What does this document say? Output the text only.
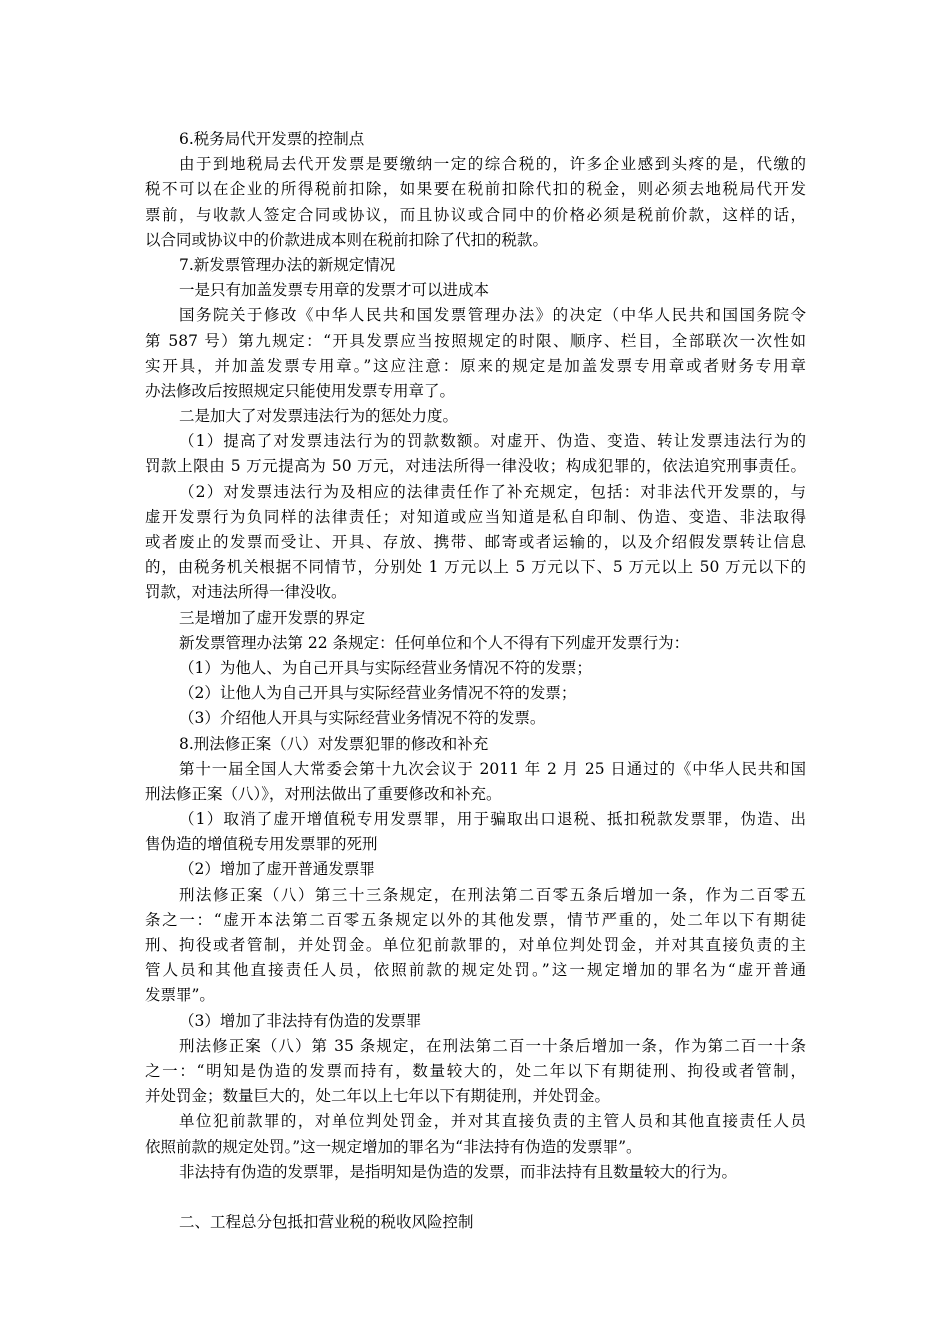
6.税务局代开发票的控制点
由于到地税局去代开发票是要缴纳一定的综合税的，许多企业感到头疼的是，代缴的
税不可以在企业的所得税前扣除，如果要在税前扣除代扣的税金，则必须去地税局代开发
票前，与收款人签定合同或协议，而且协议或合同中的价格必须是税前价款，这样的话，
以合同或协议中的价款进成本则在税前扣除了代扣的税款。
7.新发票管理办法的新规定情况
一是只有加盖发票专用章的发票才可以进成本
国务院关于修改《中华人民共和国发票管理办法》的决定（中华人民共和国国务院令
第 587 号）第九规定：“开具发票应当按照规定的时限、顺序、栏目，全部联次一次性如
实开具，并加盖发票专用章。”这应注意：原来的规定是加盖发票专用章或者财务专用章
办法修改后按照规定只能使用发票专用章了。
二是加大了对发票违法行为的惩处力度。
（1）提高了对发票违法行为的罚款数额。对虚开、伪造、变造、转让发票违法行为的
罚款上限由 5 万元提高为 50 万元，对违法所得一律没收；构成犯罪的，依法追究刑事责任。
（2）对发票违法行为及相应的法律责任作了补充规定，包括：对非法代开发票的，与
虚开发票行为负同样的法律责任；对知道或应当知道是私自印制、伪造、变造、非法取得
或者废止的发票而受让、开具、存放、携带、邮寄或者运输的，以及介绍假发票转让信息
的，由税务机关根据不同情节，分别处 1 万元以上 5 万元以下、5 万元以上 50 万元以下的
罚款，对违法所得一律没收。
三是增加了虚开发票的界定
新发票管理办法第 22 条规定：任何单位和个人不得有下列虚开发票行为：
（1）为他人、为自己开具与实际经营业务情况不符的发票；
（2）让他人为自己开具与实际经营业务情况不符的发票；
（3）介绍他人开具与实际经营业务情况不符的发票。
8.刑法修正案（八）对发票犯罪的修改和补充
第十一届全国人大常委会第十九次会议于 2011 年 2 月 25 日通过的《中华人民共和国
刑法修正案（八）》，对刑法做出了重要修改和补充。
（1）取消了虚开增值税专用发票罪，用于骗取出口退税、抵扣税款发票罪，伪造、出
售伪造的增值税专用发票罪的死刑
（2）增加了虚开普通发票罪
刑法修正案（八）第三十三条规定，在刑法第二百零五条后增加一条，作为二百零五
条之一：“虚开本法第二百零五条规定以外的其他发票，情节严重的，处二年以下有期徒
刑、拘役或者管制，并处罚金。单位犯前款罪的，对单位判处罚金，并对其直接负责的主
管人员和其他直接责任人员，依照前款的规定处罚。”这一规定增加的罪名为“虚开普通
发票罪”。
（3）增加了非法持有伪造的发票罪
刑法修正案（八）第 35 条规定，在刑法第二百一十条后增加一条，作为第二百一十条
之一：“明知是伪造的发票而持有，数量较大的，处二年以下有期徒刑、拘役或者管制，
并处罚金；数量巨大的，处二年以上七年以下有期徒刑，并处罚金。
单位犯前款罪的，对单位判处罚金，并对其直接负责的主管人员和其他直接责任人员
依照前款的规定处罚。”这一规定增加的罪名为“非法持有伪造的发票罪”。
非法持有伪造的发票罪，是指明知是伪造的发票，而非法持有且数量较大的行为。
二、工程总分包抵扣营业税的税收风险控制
○ ○ ○ ○
• Requirement
Reproduce all entries without any change, and omit the pictures.

• Expected answer
What does this document say? Output the text only.
6.税务局代开发票的控制点
由于到地税局去代开发票是要缴纳一定的综合税的，许多企业感到头疼的是，代缴的
税不可以在企业的所得税前扣除，如果要在税前扣除代扣的税金，则必须去地税局代开发
票前，与收款人签定合同或协议，而且协议或合同中的价格必须是税前价款，这样的话，
以合同或协议中的价款进成本则在税前扣除了代扣的税款。
7.新发票管理办法的新规定情况
一是只有加盖发票专用章的发票才可以进成本
国务院关于修改《中华人民共和国发票管理办法》的决定（中华人民共和国国务院令
第 587 号）第九规定：“开具发票应当按照规定的时限、顺序、栏目，全部联次一次性如
实开具，并加盖发票专用章。”这应注意：原来的规定是加盖发票专用章或者财务专用章
办法修改后按照规定只能使用发票专用章了。
二是加大了对发票违法行为的惩处力度。
（1）提高了对发票违法行为的罚款数额。对虚开、伪造、变造、转让发票违法行为的
罚款上限由 5 万元提高为 50 万元，对违法所得一律没收；构成犯罪的，依法追究刑事责任。
（2）对发票违法行为及相应的法律责任作了补充规定，包括：对非法代开发票的，与
虚开发票行为负同样的法律责任；对知道或应当知道是私自印制、伪造、变造、非法取得
或者废止的发票而受让、开具、存放、携带、邮寄或者运输的，以及介绍假发票转让信息
的，由税务机关根据不同情节，分别处 1 万元以上 5 万元以下、5 万元以上 50 万元以下的
罚款，对违法所得一律没收。
三是增加了虚开发票的界定
新发票管理办法第 22 条规定：任何单位和个人不得有下列虚开发票行为：
（1）为他人、为自己开具与实际经营业务情况不符的发票；
（2）让他人为自己开具与实际经营业务情况不符的发票；
（3）介绍他人开具与实际经营业务情况不符的发票。
8.刑法修正案（八）对发票犯罪的修改和补充
第十一届全国人大常委会第十九次会议于 2011 年 2 月 25 日通过的《中华人民共和国
刑法修正案（八）》，对刑法做出了重要修改和补充。
（1）取消了虚开增值税专用发票罪，用于骗取出口退税、抵扣税款发票罪，伪造、出
售伪造的增值税专用发票罪的死刑
（2）增加了虚开普通发票罪
刑法修正案（八）第三十三条规定，在刑法第二百零五条后增加一条，作为二百零五
条之一：“虚开本法第二百零五条规定以外的其他发票，情节严重的，处二年以下有期徒
刑、拘役或者管制，并处罚金。单位犯前款罪的，对单位判处罚金，并对其直接负责的主
管人员和其他直接责任人员，依照前款的规定处罚。”这一规定增加的罪名为“虚开普通
发票罪”。
（3）增加了非法持有伪造的发票罪
刑法修正案（八）第 35 条规定，在刑法第二百一十条后增加一条，作为第二百一十条
之一：“明知是伪造的发票而持有，数量较大的，处二年以下有期徒刑、拘役或者管制，
并处罚金；数量巨大的，处二年以上七年以下有期徒刑，并处罚金。
单位犯前款罪的，对单位判处罚金，并对其直接负责的主管人员和其他直接责任人员
依照前款的规定处罚。”这一规定增加的罪名为“非法持有伪造的发票罪”。
非法持有伪造的发票罪，是指明知是伪造的发票，而非法持有且数量较大的行为。
二、工程总分包抵扣营业税的税收风险控制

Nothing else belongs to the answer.